Problem details:
Among the entries below, how many lines include the string "about"? Answer with only the number.
(Task inputs)
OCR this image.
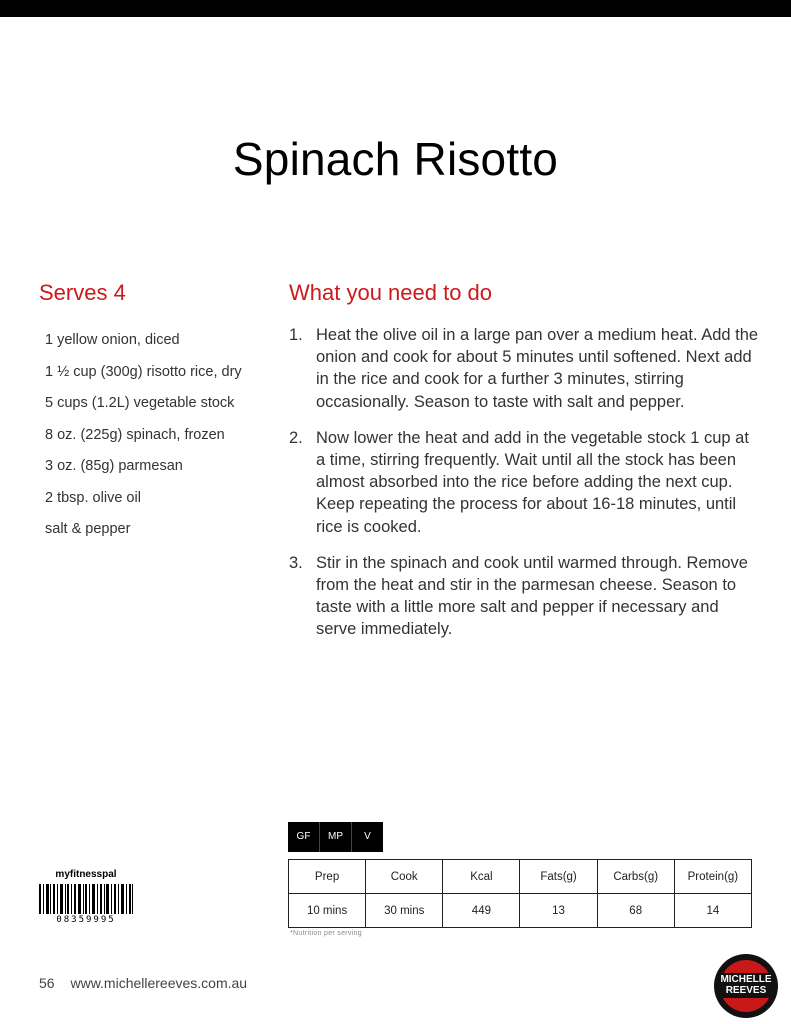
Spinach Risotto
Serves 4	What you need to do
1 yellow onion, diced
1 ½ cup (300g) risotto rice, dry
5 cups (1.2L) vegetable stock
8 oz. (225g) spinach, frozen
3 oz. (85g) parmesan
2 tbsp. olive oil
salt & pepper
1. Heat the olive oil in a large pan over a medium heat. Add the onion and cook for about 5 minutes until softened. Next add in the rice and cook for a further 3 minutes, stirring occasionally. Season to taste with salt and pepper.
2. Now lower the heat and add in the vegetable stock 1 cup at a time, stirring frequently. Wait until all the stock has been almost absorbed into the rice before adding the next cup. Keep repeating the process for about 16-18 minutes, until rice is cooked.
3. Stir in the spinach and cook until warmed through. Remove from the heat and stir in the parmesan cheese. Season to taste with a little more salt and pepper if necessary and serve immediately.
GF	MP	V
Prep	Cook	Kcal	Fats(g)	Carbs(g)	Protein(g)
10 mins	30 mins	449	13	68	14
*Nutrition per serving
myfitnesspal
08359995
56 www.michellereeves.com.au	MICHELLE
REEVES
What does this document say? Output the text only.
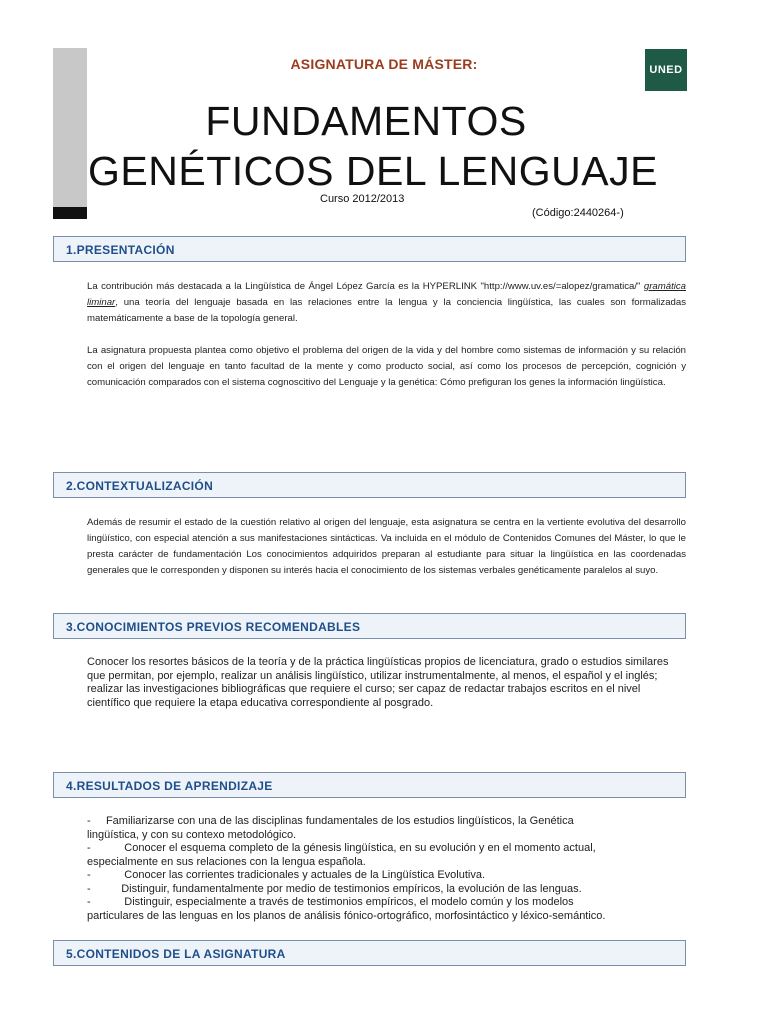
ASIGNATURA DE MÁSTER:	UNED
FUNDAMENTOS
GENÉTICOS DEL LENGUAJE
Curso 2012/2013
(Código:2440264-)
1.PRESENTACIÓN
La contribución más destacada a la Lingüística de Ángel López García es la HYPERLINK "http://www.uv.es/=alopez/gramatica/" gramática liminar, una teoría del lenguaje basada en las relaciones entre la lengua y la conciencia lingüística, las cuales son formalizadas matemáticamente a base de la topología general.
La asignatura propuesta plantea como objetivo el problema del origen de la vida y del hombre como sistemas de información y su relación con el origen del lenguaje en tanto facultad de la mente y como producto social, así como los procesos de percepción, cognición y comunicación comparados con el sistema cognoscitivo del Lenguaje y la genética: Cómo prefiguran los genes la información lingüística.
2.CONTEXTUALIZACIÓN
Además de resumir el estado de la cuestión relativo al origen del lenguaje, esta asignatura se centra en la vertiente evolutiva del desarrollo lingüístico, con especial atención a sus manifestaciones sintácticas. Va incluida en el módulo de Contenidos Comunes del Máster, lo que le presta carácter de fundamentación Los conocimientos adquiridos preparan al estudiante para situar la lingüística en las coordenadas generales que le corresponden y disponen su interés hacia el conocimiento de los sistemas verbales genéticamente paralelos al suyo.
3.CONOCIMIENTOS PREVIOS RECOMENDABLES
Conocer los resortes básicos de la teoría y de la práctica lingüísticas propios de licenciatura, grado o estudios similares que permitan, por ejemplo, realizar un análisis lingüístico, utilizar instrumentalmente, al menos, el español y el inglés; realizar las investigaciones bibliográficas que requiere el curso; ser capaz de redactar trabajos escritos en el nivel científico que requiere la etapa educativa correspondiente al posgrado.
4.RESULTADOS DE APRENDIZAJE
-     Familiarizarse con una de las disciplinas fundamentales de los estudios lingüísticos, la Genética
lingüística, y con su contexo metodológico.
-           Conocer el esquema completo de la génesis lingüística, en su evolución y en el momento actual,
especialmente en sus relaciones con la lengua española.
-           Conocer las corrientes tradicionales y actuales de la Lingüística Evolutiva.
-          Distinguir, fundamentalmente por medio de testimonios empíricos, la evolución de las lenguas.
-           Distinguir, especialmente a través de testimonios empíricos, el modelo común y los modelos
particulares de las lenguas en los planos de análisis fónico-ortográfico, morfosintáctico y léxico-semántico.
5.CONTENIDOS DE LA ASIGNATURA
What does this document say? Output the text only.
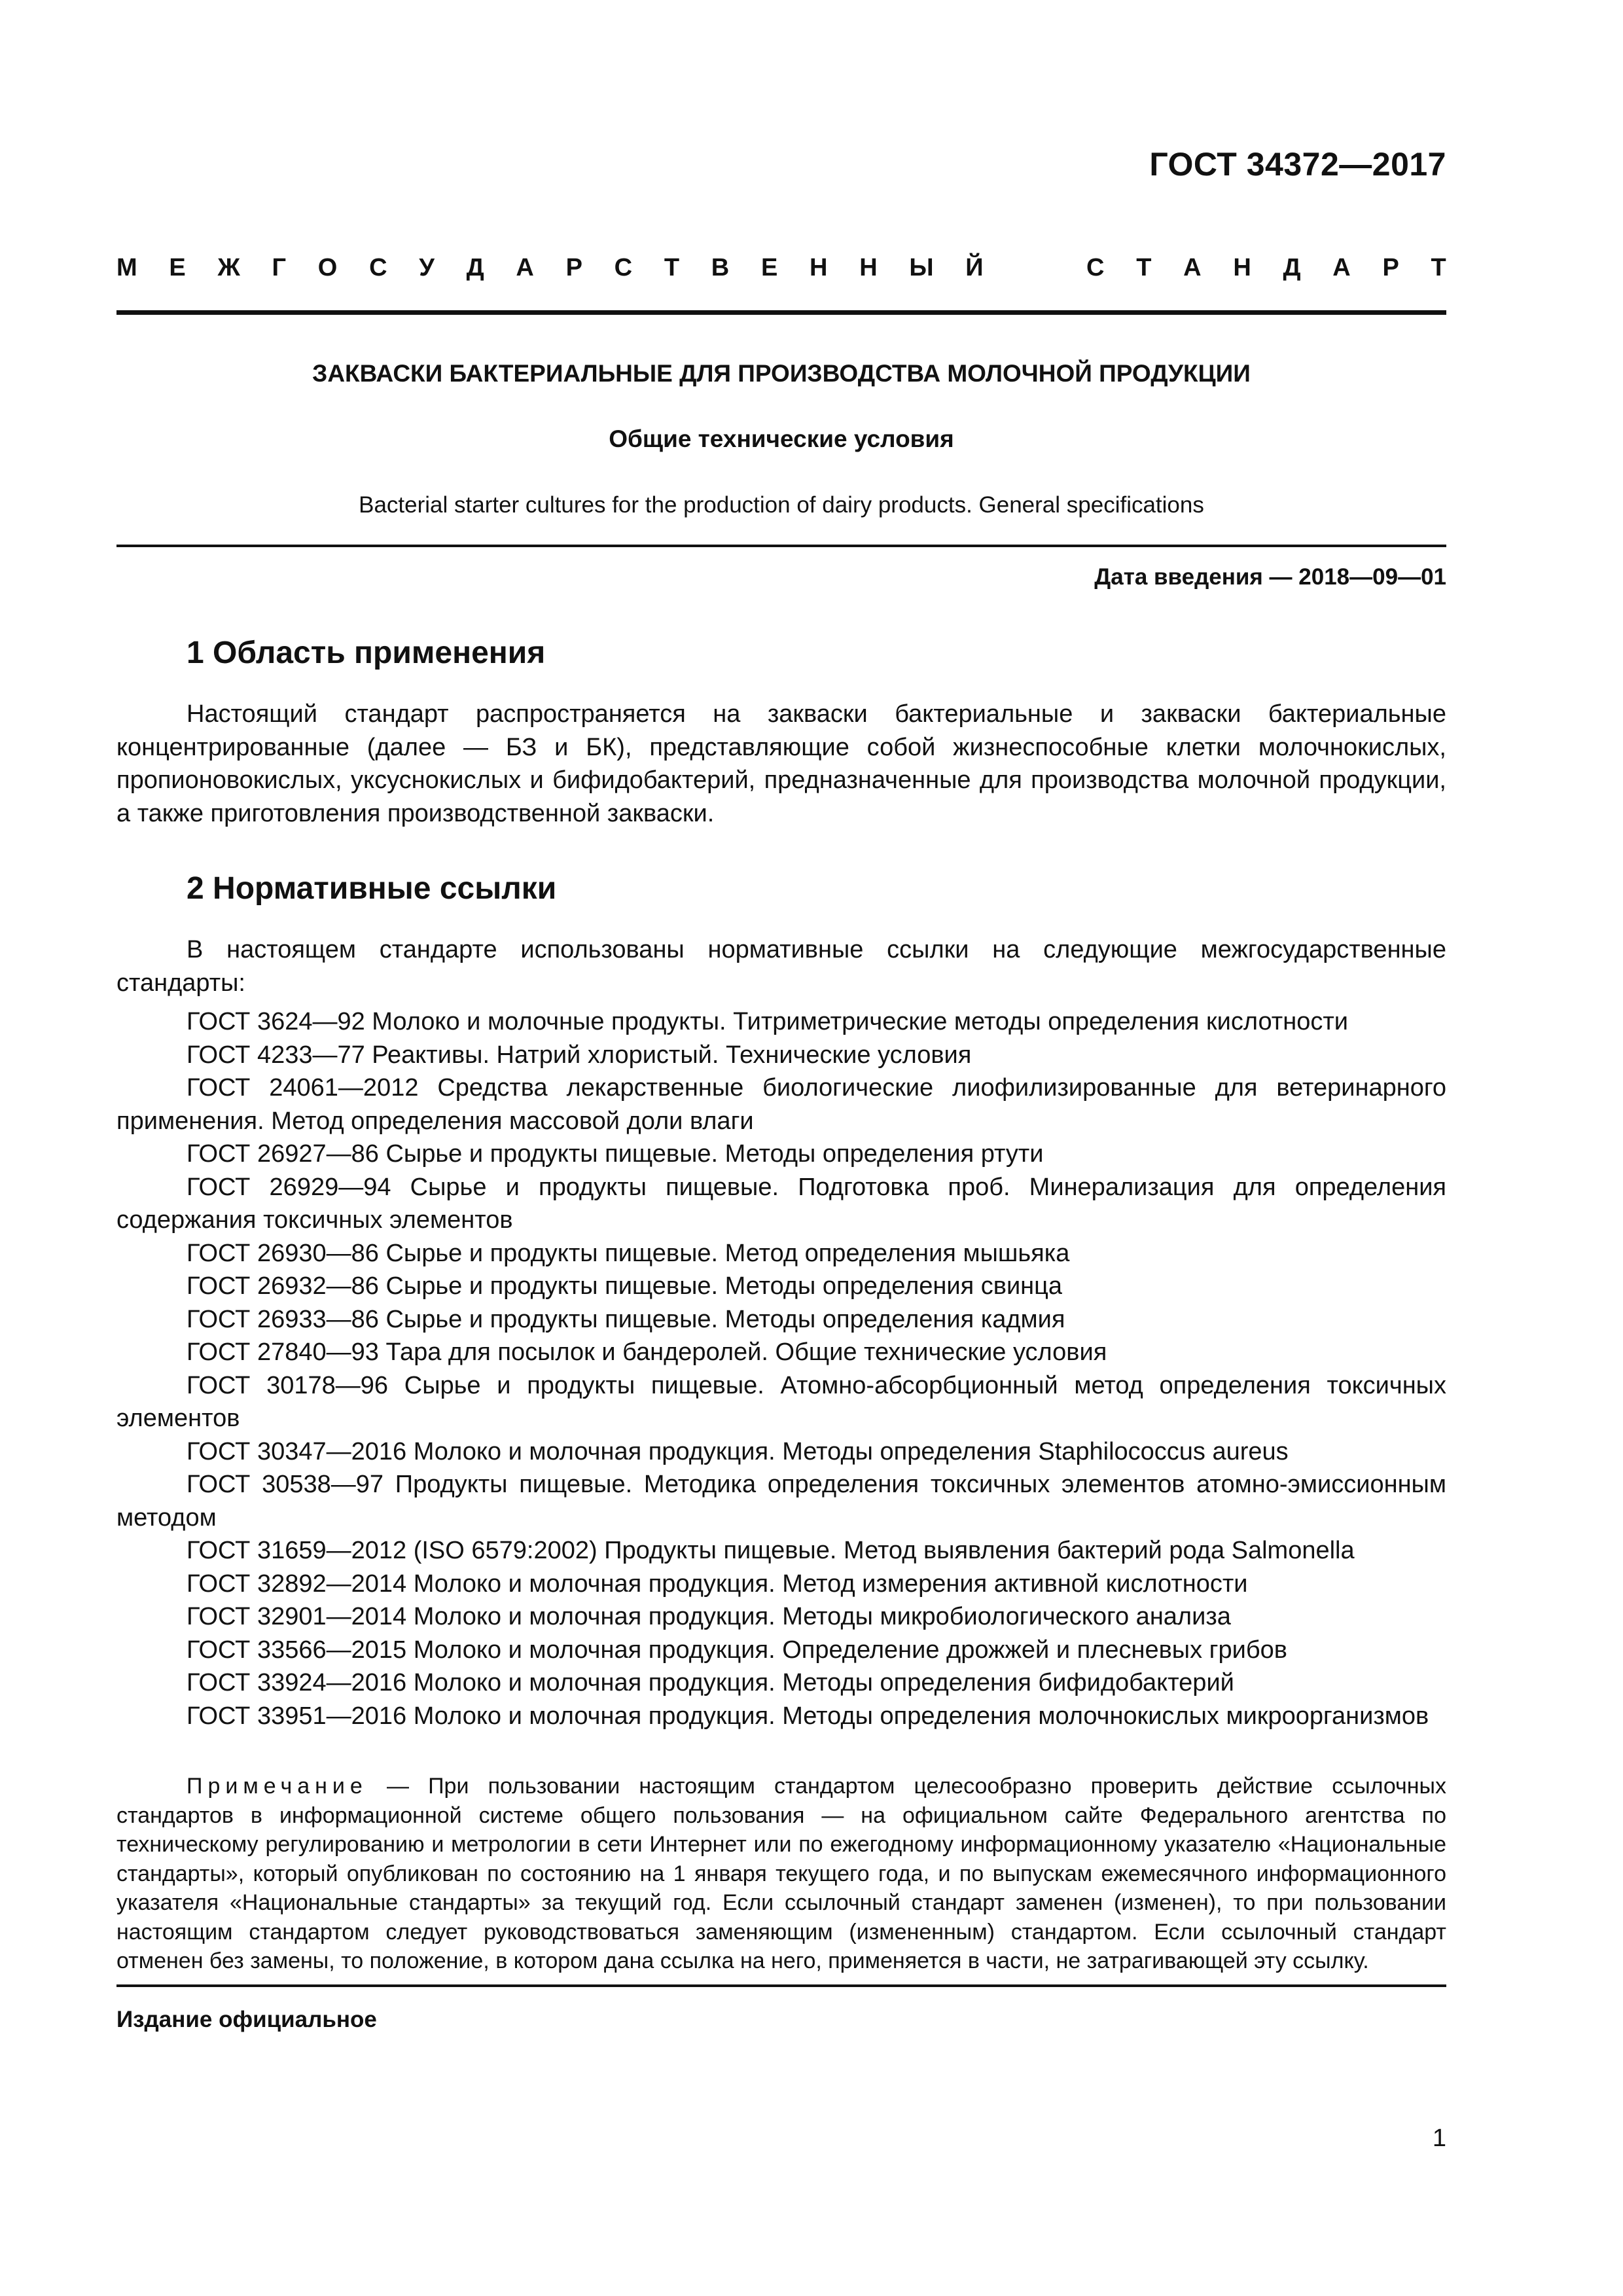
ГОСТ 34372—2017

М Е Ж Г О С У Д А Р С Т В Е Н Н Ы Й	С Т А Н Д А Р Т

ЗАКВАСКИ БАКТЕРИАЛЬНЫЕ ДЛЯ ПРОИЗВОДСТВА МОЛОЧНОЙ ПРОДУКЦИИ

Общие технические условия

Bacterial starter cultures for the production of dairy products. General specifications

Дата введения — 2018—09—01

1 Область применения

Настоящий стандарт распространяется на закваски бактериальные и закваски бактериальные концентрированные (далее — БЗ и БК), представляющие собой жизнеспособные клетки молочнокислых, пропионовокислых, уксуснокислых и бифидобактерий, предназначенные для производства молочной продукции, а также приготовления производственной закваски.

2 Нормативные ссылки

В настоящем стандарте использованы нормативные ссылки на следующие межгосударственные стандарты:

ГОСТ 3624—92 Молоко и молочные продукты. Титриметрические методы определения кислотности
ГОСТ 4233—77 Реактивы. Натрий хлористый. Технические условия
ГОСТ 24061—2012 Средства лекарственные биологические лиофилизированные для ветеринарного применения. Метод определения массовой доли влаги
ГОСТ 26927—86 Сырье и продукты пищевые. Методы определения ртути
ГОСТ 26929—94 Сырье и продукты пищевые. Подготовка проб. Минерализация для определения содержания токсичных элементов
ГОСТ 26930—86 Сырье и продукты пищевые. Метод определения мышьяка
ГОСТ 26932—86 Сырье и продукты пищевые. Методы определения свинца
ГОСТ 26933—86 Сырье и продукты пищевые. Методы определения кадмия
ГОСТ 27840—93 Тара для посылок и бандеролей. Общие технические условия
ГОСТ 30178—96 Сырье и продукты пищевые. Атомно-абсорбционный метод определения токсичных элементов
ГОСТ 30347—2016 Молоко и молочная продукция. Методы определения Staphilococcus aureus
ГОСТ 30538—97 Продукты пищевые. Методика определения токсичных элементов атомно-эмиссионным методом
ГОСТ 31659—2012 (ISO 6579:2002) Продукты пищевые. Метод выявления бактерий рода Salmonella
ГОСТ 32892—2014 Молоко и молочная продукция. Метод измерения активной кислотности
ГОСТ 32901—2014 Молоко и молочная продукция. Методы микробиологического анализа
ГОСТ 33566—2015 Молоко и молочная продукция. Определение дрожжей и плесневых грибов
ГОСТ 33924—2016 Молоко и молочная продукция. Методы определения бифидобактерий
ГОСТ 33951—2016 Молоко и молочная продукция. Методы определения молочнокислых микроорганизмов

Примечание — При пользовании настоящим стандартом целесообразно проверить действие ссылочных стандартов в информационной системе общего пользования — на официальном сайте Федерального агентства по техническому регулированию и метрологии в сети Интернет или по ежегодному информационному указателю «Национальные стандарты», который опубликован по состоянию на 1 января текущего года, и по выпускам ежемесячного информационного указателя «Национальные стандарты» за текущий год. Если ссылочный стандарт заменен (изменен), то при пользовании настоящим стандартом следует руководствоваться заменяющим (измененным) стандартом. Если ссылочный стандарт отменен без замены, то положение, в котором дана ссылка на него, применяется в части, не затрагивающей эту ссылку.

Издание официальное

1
(End Task inputs)
Solution:
2